* [TASK INSTRUCTIONS]: Output each line of the material exactly as it stands.

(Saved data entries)
::::
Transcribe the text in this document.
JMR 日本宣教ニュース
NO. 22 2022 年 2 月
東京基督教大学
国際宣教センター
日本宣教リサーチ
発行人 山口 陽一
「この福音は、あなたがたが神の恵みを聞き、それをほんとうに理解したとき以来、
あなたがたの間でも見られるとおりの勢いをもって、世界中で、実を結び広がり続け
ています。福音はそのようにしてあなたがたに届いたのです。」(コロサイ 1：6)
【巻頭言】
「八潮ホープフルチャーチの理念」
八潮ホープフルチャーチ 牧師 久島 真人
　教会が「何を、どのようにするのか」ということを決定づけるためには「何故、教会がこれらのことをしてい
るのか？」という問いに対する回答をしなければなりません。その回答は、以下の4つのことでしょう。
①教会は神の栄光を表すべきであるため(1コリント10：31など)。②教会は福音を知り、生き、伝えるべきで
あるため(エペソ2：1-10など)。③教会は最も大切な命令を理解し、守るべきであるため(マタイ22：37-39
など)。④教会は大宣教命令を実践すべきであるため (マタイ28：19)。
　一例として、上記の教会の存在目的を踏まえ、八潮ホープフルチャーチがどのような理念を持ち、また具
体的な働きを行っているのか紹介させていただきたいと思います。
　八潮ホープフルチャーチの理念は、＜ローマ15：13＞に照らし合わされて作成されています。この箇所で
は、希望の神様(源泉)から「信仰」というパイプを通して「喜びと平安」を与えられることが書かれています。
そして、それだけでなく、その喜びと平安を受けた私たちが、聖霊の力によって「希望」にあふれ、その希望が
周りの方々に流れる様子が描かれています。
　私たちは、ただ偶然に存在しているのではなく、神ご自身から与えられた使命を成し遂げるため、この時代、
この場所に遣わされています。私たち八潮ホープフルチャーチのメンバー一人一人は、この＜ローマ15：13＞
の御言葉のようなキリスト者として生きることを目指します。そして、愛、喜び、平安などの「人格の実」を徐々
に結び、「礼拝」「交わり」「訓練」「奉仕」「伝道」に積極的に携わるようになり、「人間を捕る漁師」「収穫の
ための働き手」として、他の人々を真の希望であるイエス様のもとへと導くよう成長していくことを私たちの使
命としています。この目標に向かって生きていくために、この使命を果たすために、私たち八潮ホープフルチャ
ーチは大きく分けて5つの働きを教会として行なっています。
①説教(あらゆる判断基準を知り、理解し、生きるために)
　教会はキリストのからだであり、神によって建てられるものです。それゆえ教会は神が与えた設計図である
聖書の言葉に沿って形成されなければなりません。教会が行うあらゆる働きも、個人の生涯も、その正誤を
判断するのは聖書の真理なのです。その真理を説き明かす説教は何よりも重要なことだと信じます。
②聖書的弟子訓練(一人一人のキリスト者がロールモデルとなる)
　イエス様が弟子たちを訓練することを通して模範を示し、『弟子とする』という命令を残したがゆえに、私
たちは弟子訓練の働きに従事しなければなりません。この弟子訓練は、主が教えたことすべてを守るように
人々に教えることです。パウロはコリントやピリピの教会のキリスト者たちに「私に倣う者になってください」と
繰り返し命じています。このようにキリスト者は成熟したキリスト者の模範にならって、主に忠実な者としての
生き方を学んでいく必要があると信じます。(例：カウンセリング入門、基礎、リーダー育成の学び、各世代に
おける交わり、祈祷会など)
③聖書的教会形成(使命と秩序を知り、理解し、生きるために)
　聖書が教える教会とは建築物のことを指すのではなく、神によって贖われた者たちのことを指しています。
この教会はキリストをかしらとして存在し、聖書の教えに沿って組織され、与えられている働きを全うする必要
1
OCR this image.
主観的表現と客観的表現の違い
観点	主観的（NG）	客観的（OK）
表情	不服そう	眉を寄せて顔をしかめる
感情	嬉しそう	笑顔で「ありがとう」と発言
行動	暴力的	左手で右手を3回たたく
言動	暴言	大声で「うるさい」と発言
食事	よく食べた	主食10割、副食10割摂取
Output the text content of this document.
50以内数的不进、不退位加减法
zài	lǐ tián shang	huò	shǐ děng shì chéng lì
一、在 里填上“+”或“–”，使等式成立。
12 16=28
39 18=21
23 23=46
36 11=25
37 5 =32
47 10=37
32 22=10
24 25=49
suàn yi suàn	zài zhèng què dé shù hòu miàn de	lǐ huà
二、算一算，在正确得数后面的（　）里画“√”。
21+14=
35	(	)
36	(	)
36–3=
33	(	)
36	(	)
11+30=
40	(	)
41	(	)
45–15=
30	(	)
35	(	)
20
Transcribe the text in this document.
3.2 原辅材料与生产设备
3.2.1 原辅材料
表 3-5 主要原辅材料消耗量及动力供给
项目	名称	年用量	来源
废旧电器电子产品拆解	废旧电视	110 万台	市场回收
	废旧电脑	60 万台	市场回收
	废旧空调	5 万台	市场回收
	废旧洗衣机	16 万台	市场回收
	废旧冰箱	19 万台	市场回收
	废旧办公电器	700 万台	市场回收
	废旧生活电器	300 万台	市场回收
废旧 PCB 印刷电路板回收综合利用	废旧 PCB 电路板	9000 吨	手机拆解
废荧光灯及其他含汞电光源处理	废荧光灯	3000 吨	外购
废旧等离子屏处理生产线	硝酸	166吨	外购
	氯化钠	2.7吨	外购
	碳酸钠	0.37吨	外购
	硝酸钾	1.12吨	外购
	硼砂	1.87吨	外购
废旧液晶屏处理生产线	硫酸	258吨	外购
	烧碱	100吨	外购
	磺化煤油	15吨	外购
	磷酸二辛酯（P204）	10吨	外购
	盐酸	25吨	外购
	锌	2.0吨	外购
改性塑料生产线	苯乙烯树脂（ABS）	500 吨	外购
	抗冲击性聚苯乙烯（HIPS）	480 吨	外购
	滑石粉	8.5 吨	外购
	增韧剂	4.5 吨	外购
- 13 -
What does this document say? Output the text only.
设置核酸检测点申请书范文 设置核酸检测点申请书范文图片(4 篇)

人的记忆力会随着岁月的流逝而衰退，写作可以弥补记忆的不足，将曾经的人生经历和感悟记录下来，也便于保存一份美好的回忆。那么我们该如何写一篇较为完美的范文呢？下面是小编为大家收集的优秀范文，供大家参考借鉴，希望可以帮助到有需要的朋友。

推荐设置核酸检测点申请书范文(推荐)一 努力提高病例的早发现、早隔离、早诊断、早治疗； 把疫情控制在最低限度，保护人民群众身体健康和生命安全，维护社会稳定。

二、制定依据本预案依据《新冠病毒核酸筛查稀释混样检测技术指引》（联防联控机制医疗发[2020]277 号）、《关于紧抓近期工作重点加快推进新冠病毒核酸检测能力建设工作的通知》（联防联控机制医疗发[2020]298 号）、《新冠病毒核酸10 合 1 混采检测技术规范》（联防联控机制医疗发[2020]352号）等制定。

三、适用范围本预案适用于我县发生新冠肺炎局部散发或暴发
::::
* [RESULT BELOW]:
Transcribe the text in this document.
JMR 日本宣教ニュース
NO. 22 2022 年 2 月
東京基督教大学
国際宣教センター
日本宣教リサーチ
発行人 山口 陽一
「この福音は、あなたがたが神の恵みを聞き、それをほんとうに理解したとき以来、
あなたがたの間でも見られるとおりの勢いをもって、世界中で、実を結び広がり続け
ています。福音はそのようにしてあなたがたに届いたのです。」(コロサイ 1：6)
【巻頭言】
「八潮ホープフルチャーチの理念」
八潮ホープフルチャーチ 牧師 久島 真人
　教会が「何を、どのようにするのか」ということを決定づけるためには「何故、教会がこれらのことをしてい
るのか？」という問いに対する回答をしなければなりません。その回答は、以下の4つのことでしょう。
①教会は神の栄光を表すべきであるため(1コリント10：31など)。②教会は福音を知り、生き、伝えるべきで
あるため(エペソ2：1-10など)。③教会は最も大切な命令を理解し、守るべきであるため(マタイ22：37-39
など)。④教会は大宣教命令を実践すべきであるため (マタイ28：19)。
　一例として、上記の教会の存在目的を踏まえ、八潮ホープフルチャーチがどのような理念を持ち、また具
体的な働きを行っているのか紹介させていただきたいと思います。
　八潮ホープフルチャーチの理念は、＜ローマ15：13＞に照らし合わされて作成されています。この箇所で
は、希望の神様(源泉)から「信仰」というパイプを通して「喜びと平安」を与えられることが書かれています。
そして、それだけでなく、その喜びと平安を受けた私たちが、聖霊の力によって「希望」にあふれ、その希望が
周りの方々に流れる様子が描かれています。
　私たちは、ただ偶然に存在しているのではなく、神ご自身から与えられた使命を成し遂げるため、この時代、
この場所に遣わされています。私たち八潮ホープフルチャーチのメンバー一人一人は、この＜ローマ15：13＞
の御言葉のようなキリスト者として生きることを目指します。そして、愛、喜び、平安などの「人格の実」を徐々
に結び、「礼拝」「交わり」「訓練」「奉仕」「伝道」に積極的に携わるようになり、「人間を捕る漁師」「収穫の
ための働き手」として、他の人々を真の希望であるイエス様のもとへと導くよう成長していくことを私たちの使
命としています。この目標に向かって生きていくために、この使命を果たすために、私たち八潮ホープフルチャ
ーチは大きく分けて5つの働きを教会として行なっています。
①説教(あらゆる判断基準を知り、理解し、生きるために)
　教会はキリストのからだであり、神によって建てられるものです。それゆえ教会は神が与えた設計図である
聖書の言葉に沿って形成されなければなりません。教会が行うあらゆる働きも、個人の生涯も、その正誤を
判断するのは聖書の真理なのです。その真理を説き明かす説教は何よりも重要なことだと信じます。
②聖書的弟子訓練(一人一人のキリスト者がロールモデルとなる)
　イエス様が弟子たちを訓練することを通して模範を示し、『弟子とする』という命令を残したがゆえに、私
たちは弟子訓練の働きに従事しなければなりません。この弟子訓練は、主が教えたことすべてを守るように
人々に教えることです。パウロはコリントやピリピの教会のキリスト者たちに「私に倣う者になってください」と
繰り返し命じています。このようにキリスト者は成熟したキリスト者の模範にならって、主に忠実な者としての
生き方を学んでいく必要があると信じます。(例：カウンセリング入門、基礎、リーダー育成の学び、各世代に
おける交わり、祈祷会など)
③聖書的教会形成(使命と秩序を知り、理解し、生きるために)
　聖書が教える教会とは建築物のことを指すのではなく、神によって贖われた者たちのことを指しています。
この教会はキリストをかしらとして存在し、聖書の教えに沿って組織され、与えられている働きを全うする必要
1
OCR this image.
主観的表現と客観的表現の違い
観点	主観的（NG）	客観的（OK）
表情	不服そう	眉を寄せて顔をしかめる
感情	嬉しそう	笑顔で「ありがとう」と発言
行動	暴力的	左手で右手を3回たたく
言動	暴言	大声で「うるさい」と発言
食事	よく食べた	主食10割、副食10割摂取
Output the text content of this document.
50以内数的不进、不退位加减法
zài	lǐ tián shang	huò	shǐ děng shì chéng lì
一、在 里填上“+”或“–”，使等式成立。
12 16=28
39 18=21
23 23=46
36 11=25
37 5 =32
47 10=37
32 22=10
24 25=49
suàn yi suàn	zài zhèng què dé shù hòu miàn de	lǐ huà
二、算一算，在正确得数后面的（　）里画“√”。
21+14=
35	(	)
36	(	)
36–3=
33	(	)
36	(	)
11+30=
40	(	)
41	(	)
45–15=
30	(	)
35	(	)
20
Transcribe the text in this document.
3.2 原辅材料与生产设备
3.2.1 原辅材料
表 3-5 主要原辅材料消耗量及动力供给
项目	名称	年用量	来源
废旧电器电子产品拆解	废旧电视	110 万台	市场回收
	废旧电脑	60 万台	市场回收
	废旧空调	5 万台	市场回收
	废旧洗衣机	16 万台	市场回收
	废旧冰箱	19 万台	市场回收
	废旧办公电器	700 万台	市场回收
	废旧生活电器	300 万台	市场回收
废旧 PCB 印刷电路板回收综合利用	废旧 PCB 电路板	9000 吨	手机拆解
废荧光灯及其他含汞电光源处理	废荧光灯	3000 吨	外购
废旧等离子屏处理生产线	硝酸	166吨	外购
	氯化钠	2.7吨	外购
	碳酸钠	0.37吨	外购
	硝酸钾	1.12吨	外购
	硼砂	1.87吨	外购
废旧液晶屏处理生产线	硫酸	258吨	外购
	烧碱	100吨	外购
	磺化煤油	15吨	外购
	磷酸二辛酯（P204）	10吨	外购
	盐酸	25吨	外购
	锌	2.0吨	外购
改性塑料生产线	苯乙烯树脂（ABS）	500 吨	外购
	抗冲击性聚苯乙烯（HIPS）	480 吨	外购
	滑石粉	8.5 吨	外购
	增韧剂	4.5 吨	外购
- 13 -
What does this document say? Output the text only.
设置核酸检测点申请书范文 设置核酸检测点申请书范文图片(4 篇)

人的记忆力会随着岁月的流逝而衰退，写作可以弥补记忆的不足，将曾经的人生经历和感悟记录下来，也便于保存一份美好的回忆。那么我们该如何写一篇较为完美的范文呢？下面是小编为大家收集的优秀范文，供大家参考借鉴，希望可以帮助到有需要的朋友。

推荐设置核酸检测点申请书范文(推荐)一 努力提高病例的早发现、早隔离、早诊断、早治疗； 把疫情控制在最低限度，保护人民群众身体健康和生命安全，维护社会稳定。

二、制定依据本预案依据《新冠病毒核酸筛查稀释混样检测技术指引》（联防联控机制医疗发[2020]277 号）、《关于紧抓近期工作重点加快推进新冠病毒核酸检测能力建设工作的通知》（联防联控机制医疗发[2020]298 号）、《新冠病毒核酸10 合 1 混采检测技术规范》（联防联控机制医疗发[2020]352号）等制定。

三、适用范围本预案适用于我县发生新冠肺炎局部散发或暴发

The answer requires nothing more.